### SOURCE RECORDS:
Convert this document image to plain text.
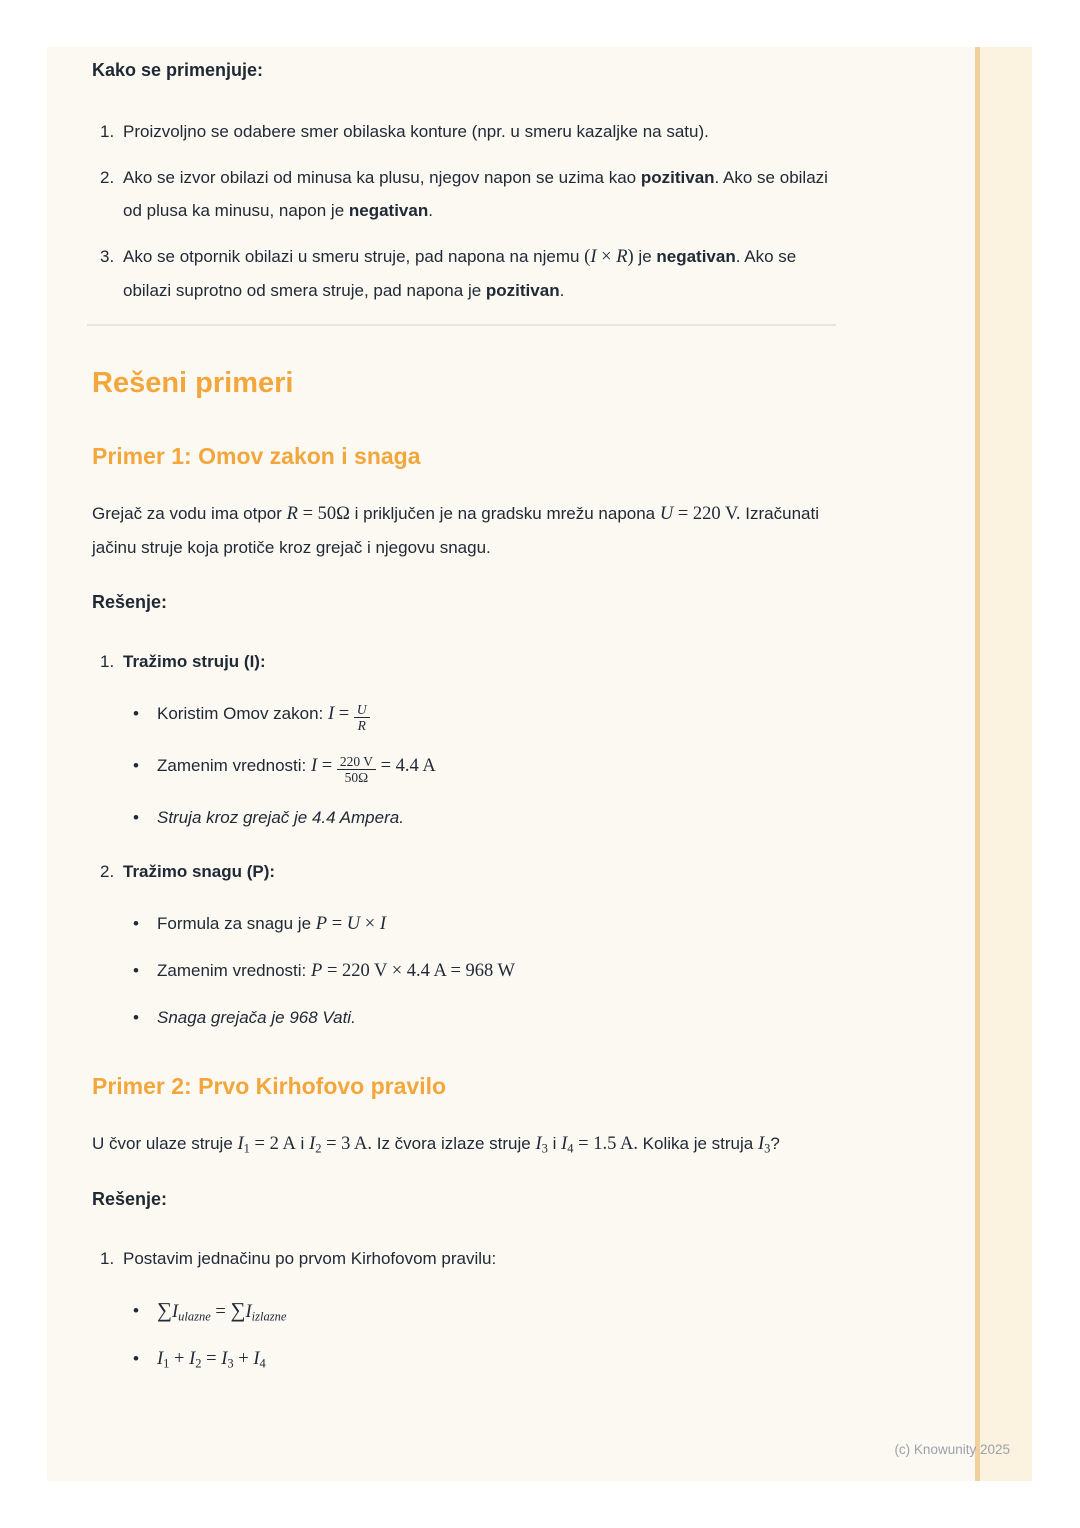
Kako se primenjuje:
1. Proizvoljno se odabere smer obilaska konture (npr. u smeru kazaljke na satu).
2. Ako se izvor obilazi od minusa ka plusu, njegov napon se uzima kao pozitivan. Ako se obilazi od plusa ka minusu, napon je negativan.
3. Ako se otpornik obilazi u smeru struje, pad napona na njemu (I × R) je negativan. Ako se obilazi suprotno od smera struje, pad napona je pozitivan.
Rešeni primeri
Primer 1: Omov zakon i snaga

Grejač za vodu ima otpor R = 50Ω i priključen je na gradsku mrežu napona U = 220 V. Izračunati jačinu struje koja protiče kroz grejač i njegovu snagu.

Rešenje:
1. Tražimo struju (I):
• Koristim Omov zakon: $I = \frac{U}{R}$
• Zamenim vrednosti: $I = \frac{220 V}{50\Omega} = 4.4$ A
• Struja kroz grejač je 4.4 Ampera.
2. Tražimo snagu (P):
• Formula za snagu je P = U × I
• Zamenim vrednosti: P = 220 V × 4.4 A = 968 W
• Snaga grejača je 968 Vati.
Primer 2: Prvo Kirhofovo pravilo

U čvor ulaze struje $I_1 = 2$ A i $I_2 = 3$ A. Iz čvora izlaze struje $I_3$ i $I_4 = 1.5$ A. Kolika je struja $I_3$?

Rešenje:
1. Postavim jednačinu po prvom Kirhofovom pravilu:
• $\sum I_{ulazne} = \sum I_{izlazne}$
• $I_1 + I_2 = I_3 + I_4$
(c) Knowunity 2025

### SHORT TASK:
Extract each line holding the string "snagu".

### CORRECT RESULT:
Grejač za vodu ima otpor R = 50Ω i priključen je na gradsku mrežu napona U = 220 V. Izračunati jačinu struje koja protiče kroz grejač i njegovu snagu.
2. Tražimo snagu (P):
• Formula za snagu je P = U × I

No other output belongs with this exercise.